▶ [EXERCISE DIRECTIONS]: Render each line of the following records as a JSON list of strings, with one string per line and blank lines omitted.

▶ [INPUT MATERIAL]:

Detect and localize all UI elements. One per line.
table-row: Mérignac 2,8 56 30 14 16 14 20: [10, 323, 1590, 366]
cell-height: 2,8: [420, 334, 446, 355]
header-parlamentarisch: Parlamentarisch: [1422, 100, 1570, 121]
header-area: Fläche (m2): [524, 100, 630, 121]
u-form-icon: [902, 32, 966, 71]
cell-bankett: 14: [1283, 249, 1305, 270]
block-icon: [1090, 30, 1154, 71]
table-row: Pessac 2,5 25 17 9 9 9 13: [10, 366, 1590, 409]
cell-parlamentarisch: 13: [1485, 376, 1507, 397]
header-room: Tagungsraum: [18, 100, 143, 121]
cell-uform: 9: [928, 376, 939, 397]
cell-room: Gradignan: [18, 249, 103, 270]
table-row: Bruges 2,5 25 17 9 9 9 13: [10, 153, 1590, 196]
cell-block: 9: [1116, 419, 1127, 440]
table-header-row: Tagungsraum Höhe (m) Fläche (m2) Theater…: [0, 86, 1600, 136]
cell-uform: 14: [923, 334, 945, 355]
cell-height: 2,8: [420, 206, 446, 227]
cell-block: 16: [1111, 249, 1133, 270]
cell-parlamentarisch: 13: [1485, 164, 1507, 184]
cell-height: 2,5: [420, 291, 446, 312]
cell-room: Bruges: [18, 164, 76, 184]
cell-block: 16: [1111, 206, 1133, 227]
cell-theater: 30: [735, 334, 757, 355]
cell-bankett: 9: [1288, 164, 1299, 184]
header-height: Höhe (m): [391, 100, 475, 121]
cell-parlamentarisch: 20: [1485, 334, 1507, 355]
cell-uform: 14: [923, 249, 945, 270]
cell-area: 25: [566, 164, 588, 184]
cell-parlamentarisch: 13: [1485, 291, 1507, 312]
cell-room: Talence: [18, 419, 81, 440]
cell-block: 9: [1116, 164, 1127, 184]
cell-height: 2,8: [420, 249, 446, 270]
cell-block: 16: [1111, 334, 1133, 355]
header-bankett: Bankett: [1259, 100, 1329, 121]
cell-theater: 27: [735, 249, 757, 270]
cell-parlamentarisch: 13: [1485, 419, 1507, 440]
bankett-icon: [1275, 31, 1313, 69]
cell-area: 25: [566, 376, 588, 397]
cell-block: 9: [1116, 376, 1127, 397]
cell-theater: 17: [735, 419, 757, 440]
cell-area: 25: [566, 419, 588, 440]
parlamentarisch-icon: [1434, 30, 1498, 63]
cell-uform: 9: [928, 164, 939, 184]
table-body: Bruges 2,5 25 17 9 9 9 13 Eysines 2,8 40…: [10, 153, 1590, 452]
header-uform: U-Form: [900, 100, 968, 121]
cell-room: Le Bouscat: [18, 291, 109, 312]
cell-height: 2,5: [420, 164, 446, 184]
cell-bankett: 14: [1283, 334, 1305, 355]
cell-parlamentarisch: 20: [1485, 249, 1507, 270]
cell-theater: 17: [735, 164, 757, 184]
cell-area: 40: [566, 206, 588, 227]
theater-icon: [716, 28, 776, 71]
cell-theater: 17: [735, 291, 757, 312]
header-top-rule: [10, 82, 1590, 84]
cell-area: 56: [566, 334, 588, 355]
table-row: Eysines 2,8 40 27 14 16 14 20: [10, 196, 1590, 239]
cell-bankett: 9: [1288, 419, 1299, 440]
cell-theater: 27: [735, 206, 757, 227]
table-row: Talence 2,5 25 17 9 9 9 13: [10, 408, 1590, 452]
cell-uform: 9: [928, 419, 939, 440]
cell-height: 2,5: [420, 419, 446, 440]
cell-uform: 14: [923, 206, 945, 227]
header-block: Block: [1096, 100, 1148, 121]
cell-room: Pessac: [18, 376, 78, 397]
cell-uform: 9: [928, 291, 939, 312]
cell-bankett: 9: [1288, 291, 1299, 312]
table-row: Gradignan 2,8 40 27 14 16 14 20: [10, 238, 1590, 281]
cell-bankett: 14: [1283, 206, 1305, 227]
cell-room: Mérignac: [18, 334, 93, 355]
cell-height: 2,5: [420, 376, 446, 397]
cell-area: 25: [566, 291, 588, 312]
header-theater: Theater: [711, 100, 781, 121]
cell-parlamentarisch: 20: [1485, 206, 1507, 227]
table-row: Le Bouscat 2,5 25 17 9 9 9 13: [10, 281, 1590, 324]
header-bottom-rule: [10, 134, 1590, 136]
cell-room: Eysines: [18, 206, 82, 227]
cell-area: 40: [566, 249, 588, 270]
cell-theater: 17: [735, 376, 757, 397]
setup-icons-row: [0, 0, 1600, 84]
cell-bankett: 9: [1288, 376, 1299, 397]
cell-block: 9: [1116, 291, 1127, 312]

▶ [REPLY]:
[
  "Detect and localize all UI elements. One per line.",
  "table-row: Mérignac 2,8 56 30 14 16 14 20: [10, 323, 1590, 366]",
  "cell-height: 2,8: [420, 334, 446, 355]",
  "header-parlamentarisch: Parlamentarisch: [1422, 100, 1570, 121]",
  "header-area: Fläche (m2): [524, 100, 630, 121]",
  "u-form-icon: [902, 32, 966, 71]",
  "cell-bankett: 14: [1283, 249, 1305, 270]",
  "block-icon: [1090, 30, 1154, 71]",
  "table-row: Pessac 2,5 25 17 9 9 9 13: [10, 366, 1590, 409]",
  "cell-parlamentarisch: 13: [1485, 376, 1507, 397]",
  "header-room: Tagungsraum: [18, 100, 143, 121]",
  "cell-uform: 9: [928, 376, 939, 397]",
  "cell-room: Gradignan: [18, 249, 103, 270]",
  "table-row: Bruges 2,5 25 17 9 9 9 13: [10, 153, 1590, 196]",
  "cell-block: 9: [1116, 419, 1127, 440]",
  "table-header-row: Tagungsraum Höhe (m) Fläche (m2) Theater…: [0, 86, 1600, 136]",
  "cell-uform: 14: [923, 334, 945, 355]",
  "cell-height: 2,8: [420, 206, 446, 227]",
  "cell-block: 16: [1111, 249, 1133, 270]",
  "cell-parlamentarisch: 13: [1485, 164, 1507, 184]",
  "cell-height: 2,5: [420, 291, 446, 312]",
  "cell-room: Bruges: [18, 164, 76, 184]",
  "cell-block: 16: [1111, 206, 1133, 227]",
  "cell-theater: 30: [735, 334, 757, 355]",
  "cell-bankett: 9: [1288, 164, 1299, 184]",
  "header-height: Höhe (m): [391, 100, 475, 121]",
  "cell-parlamentarisch: 20: [1485, 334, 1507, 355]",
  "cell-uform: 14: [923, 249, 945, 270]",
  "cell-area: 25: [566, 164, 588, 184]",
  "cell-parlamentarisch: 13: [1485, 291, 1507, 312]",
  "cell-room: Talence: [18, 419, 81, 440]",
  "cell-block: 9: [1116, 164, 1127, 184]",
  "cell-height: 2,8: [420, 249, 446, 270]",
  "cell-block: 16: [1111, 334, 1133, 355]",
  "header-bankett: Bankett: [1259, 100, 1329, 121]",
  "cell-theater: 27: [735, 249, 757, 270]",
  "cell-parlamentarisch: 13: [1485, 419, 1507, 440]",
  "bankett-icon: [1275, 31, 1313, 69]",
  "cell-area: 25: [566, 376, 588, 397]",
  "cell-block: 9: [1116, 376, 1127, 397]",
  "cell-theater: 17: [735, 419, 757, 440]",
  "cell-area: 25: [566, 419, 588, 440]",
  "parlamentarisch-icon: [1434, 30, 1498, 63]",
  "cell-uform: 9: [928, 164, 939, 184]",
  "table-body: Bruges 2,5 25 17 9 9 9 13 Eysines 2,8 40…: [10, 153, 1590, 452]",
  "header-uform: U-Form: [900, 100, 968, 121]",
  "cell-room: Le Bouscat: [18, 291, 109, 312]",
  "cell-height: 2,5: [420, 164, 446, 184]",
  "cell-bankett: 14: [1283, 334, 1305, 355]",
  "cell-parlamentarisch: 20: [1485, 249, 1507, 270]",
  "cell-theater: 17: [735, 164, 757, 184]",
  "cell-area: 40: [566, 206, 588, 227]",
  "theater-icon: [716, 28, 776, 71]",
  "cell-theater: 17: [735, 291, 757, 312]",
  "header-top-rule: [10, 82, 1590, 84]",
  "cell-area: 56: [566, 334, 588, 355]",
  "table-row: Eysines 2,8 40 27 14 16 14 20: [10, 196, 1590, 239]",
  "cell-bankett: 9: [1288, 419, 1299, 440]",
  "cell-theater: 27: [735, 206, 757, 227]",
  "table-row: Talence 2,5 25 17 9 9 9 13: [10, 408, 1590, 452]",
  "cell-uform: 9: [928, 419, 939, 440]",
  "cell-height: 2,5: [420, 419, 446, 440]",
  "cell-uform: 14: [923, 206, 945, 227]",
  "header-block: Block: [1096, 100, 1148, 121]",
  "cell-room: Pessac: [18, 376, 78, 397]",
  "cell-uform: 9: [928, 291, 939, 312]",
  "cell-bankett: 9: [1288, 291, 1299, 312]",
  "table-row: Gradignan 2,8 40 27 14 16 14 20: [10, 238, 1590, 281]",
  "cell-bankett: 14: [1283, 206, 1305, 227]",
  "cell-room: Mérignac: [18, 334, 93, 355]",
  "cell-height: 2,5: [420, 376, 446, 397]",
  "cell-area: 25: [566, 291, 588, 312]",
  "header-theater: Theater: [711, 100, 781, 121]",
  "cell-parlamentarisch: 20: [1485, 206, 1507, 227]",
  "table-row: Le Bouscat 2,5 25 17 9 9 9 13: [10, 281, 1590, 324]",
  "header-bottom-rule: [10, 134, 1590, 136]",
  "cell-room: Eysines: [18, 206, 82, 227]",
  "cell-area: 40: [566, 249, 588, 270]",
  "cell-theater: 17: [735, 376, 757, 397]",
  "setup-icons-row: [0, 0, 1600, 84]",
  "cell-bankett: 9: [1288, 376, 1299, 397]",
  "cell-block: 9: [1116, 291, 1127, 312]"
]